_Records contained in a dataset_

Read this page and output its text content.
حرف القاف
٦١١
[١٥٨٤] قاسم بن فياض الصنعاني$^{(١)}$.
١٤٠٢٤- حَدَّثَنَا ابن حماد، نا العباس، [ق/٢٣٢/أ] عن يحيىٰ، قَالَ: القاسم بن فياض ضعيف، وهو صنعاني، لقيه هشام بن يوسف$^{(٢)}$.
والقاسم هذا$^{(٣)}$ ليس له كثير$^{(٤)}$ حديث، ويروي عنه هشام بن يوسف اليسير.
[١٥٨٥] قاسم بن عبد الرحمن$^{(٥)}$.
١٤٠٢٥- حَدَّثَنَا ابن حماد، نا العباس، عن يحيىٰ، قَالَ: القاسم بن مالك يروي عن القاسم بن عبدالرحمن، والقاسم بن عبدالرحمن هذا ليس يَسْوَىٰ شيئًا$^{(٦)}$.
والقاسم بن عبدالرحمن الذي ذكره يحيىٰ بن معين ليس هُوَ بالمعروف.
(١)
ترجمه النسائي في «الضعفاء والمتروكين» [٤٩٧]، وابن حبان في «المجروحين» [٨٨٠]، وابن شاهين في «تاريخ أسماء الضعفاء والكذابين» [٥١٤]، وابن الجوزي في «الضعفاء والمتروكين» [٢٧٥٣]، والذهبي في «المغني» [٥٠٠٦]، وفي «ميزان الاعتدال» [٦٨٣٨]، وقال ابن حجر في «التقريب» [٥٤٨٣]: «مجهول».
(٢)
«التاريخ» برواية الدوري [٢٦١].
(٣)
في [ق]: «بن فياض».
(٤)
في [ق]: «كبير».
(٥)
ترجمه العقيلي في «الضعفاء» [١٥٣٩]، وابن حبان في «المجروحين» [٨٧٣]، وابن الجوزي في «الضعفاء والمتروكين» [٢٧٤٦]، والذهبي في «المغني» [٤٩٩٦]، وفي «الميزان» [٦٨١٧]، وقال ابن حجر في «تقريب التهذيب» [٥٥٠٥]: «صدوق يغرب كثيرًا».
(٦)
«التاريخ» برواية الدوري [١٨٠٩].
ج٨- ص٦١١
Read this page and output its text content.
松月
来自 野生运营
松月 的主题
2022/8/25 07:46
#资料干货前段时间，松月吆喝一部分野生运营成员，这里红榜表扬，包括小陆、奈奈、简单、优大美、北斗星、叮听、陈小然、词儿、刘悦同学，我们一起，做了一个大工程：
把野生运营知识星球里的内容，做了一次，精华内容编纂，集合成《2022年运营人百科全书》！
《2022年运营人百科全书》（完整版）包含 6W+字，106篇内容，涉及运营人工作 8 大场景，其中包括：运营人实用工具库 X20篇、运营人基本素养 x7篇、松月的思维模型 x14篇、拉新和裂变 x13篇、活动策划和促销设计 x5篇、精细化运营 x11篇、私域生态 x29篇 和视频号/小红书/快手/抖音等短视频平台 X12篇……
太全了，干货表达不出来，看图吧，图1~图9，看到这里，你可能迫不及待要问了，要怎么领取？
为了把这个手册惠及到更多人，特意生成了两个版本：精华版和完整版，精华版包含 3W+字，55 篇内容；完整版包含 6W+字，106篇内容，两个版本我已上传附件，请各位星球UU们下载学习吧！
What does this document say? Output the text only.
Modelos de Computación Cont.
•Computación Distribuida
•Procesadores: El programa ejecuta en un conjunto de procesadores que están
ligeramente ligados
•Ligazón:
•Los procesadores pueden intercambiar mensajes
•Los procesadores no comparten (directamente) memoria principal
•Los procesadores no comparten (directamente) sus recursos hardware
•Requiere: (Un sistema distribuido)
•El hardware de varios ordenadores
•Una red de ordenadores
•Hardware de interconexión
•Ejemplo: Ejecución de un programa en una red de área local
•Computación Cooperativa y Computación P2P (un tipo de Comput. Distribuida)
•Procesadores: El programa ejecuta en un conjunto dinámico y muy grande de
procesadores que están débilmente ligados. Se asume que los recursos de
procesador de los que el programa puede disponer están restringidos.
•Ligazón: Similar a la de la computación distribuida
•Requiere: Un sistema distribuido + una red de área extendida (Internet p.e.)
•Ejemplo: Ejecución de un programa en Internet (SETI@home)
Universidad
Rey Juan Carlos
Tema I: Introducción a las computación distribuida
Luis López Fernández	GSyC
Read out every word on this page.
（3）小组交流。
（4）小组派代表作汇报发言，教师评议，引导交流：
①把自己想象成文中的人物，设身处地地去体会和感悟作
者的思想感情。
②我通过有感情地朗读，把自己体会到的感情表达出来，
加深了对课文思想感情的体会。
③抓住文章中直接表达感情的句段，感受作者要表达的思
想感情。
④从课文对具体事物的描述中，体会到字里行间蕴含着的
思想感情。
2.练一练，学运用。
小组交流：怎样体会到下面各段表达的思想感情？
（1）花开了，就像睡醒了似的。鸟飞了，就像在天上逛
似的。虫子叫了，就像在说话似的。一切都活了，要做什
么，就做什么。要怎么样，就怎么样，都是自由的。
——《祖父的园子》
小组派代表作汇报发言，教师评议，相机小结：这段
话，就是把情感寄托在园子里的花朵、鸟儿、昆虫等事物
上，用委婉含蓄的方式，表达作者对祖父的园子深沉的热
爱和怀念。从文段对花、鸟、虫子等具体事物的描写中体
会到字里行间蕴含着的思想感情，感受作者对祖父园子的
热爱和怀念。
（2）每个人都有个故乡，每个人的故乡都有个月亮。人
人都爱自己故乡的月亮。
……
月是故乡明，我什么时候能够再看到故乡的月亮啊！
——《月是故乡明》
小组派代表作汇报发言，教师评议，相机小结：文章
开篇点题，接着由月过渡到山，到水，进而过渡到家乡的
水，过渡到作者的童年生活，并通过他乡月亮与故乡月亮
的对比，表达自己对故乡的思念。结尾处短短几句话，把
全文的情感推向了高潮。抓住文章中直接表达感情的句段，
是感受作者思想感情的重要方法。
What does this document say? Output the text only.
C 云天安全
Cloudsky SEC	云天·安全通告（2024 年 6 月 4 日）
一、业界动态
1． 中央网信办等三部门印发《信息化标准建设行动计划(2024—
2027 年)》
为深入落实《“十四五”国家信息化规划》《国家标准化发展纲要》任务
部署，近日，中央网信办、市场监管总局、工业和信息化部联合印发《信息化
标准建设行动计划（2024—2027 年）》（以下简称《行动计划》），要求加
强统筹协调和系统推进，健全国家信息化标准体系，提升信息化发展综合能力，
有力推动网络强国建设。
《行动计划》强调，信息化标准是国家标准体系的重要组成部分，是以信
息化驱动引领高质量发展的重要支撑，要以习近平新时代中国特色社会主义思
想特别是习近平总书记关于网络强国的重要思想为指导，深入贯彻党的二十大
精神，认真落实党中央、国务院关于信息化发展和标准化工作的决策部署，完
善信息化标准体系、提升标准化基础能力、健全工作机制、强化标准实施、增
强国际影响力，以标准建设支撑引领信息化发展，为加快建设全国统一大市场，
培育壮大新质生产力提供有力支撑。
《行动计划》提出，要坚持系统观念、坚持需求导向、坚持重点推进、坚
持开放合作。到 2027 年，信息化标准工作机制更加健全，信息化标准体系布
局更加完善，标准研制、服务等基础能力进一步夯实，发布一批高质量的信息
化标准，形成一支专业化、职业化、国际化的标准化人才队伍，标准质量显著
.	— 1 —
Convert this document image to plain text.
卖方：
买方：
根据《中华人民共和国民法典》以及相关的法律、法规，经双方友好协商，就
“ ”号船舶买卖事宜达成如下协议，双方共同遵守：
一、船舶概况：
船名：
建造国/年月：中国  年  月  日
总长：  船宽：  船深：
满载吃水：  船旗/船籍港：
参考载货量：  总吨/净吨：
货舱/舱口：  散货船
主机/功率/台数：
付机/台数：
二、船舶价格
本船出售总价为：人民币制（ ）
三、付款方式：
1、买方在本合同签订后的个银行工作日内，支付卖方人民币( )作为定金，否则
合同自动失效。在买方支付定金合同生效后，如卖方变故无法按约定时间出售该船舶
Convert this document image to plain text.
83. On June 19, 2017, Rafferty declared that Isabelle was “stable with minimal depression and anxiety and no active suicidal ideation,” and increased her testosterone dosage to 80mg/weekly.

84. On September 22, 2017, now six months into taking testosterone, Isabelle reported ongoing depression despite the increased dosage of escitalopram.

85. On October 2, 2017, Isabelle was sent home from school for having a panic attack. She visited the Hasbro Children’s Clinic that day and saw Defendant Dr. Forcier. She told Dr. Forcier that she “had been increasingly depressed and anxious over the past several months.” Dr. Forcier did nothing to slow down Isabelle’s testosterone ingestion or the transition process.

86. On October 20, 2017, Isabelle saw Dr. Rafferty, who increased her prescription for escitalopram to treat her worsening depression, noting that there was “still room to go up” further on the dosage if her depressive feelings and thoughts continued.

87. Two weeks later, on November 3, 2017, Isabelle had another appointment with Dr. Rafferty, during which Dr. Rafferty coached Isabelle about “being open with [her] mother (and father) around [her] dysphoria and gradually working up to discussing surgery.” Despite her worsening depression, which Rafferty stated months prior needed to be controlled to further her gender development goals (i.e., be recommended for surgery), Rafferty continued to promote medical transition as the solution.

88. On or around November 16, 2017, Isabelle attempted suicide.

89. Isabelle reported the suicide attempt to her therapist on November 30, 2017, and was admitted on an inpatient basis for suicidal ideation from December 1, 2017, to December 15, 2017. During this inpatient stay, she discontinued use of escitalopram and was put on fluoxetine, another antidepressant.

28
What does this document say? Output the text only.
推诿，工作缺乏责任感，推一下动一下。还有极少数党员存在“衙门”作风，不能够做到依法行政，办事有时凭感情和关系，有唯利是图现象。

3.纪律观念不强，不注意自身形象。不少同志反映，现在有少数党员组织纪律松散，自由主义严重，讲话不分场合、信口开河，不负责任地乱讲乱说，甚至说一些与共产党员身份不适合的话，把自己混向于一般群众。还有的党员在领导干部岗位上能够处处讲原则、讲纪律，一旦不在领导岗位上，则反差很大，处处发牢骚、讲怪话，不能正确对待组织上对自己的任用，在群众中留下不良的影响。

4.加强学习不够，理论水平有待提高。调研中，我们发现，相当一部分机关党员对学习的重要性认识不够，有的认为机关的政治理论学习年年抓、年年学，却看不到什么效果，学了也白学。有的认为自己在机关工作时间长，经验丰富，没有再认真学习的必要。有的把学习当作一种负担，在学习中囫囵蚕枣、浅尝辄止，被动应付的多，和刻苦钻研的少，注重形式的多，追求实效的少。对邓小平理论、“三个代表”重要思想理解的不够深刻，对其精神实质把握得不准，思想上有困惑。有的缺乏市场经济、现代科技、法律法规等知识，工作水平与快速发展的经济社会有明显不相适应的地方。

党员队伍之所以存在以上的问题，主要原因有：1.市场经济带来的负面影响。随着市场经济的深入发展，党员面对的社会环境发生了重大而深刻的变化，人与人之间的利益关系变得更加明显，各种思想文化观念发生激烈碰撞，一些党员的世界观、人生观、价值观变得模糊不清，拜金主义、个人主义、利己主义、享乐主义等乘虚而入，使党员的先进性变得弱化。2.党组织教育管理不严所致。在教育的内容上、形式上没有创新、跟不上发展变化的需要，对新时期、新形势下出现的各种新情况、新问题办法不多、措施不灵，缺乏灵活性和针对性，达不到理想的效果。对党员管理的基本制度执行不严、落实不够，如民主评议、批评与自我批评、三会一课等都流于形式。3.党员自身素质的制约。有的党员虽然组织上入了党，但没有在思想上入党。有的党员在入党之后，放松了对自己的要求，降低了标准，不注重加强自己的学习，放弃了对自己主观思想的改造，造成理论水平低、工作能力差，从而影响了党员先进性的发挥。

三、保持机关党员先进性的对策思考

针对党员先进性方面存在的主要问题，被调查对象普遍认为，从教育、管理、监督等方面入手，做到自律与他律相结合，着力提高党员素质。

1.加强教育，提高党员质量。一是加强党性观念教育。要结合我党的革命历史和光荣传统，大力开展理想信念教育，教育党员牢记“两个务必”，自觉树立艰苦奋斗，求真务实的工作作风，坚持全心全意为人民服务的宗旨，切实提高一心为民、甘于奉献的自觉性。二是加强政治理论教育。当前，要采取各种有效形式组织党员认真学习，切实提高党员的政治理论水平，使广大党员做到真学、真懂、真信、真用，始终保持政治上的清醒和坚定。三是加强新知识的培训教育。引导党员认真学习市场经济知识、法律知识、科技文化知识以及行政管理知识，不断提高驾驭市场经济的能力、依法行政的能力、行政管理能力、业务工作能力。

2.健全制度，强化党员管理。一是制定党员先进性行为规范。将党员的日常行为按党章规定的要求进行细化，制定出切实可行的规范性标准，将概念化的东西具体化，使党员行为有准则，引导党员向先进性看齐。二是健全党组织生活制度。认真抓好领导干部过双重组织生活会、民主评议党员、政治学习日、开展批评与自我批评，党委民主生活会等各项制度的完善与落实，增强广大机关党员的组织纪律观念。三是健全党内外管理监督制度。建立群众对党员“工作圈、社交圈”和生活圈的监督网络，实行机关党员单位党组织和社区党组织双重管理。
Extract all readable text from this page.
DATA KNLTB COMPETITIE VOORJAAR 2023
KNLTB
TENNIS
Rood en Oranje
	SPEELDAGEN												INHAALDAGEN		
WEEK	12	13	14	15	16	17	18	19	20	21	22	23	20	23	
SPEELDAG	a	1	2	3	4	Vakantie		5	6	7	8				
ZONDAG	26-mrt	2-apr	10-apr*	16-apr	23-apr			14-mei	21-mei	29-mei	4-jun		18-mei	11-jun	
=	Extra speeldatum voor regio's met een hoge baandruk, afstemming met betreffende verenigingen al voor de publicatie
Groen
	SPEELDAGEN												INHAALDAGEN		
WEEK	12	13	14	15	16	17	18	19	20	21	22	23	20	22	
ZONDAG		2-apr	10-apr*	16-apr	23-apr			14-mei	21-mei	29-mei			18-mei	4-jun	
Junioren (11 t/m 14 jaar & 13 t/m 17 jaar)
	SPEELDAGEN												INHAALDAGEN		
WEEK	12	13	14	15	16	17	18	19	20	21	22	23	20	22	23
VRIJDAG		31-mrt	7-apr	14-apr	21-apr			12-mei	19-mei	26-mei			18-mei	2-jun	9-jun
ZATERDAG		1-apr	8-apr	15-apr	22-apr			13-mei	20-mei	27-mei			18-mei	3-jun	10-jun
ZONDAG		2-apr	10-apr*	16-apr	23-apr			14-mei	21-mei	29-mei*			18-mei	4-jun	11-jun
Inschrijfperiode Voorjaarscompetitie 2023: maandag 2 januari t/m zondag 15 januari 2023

_What is asked_
Copy each line that contains the word "عبدالرحمن".

_Response to the exercise_
١٤٠٢٥- حَدَّثَنَا ابن حماد، نا العباس، عن يحيىٰ، قَالَ: القاسم بن مالك يروي عن القاسم بن عبدالرحمن، والقاسم بن عبدالرحمن هذا ليس يَسْوَىٰ شيئًا$^{(٦)}$.
والقاسم بن عبدالرحمن الذي ذكره يحيىٰ بن معين ليس هُوَ بالمعروف.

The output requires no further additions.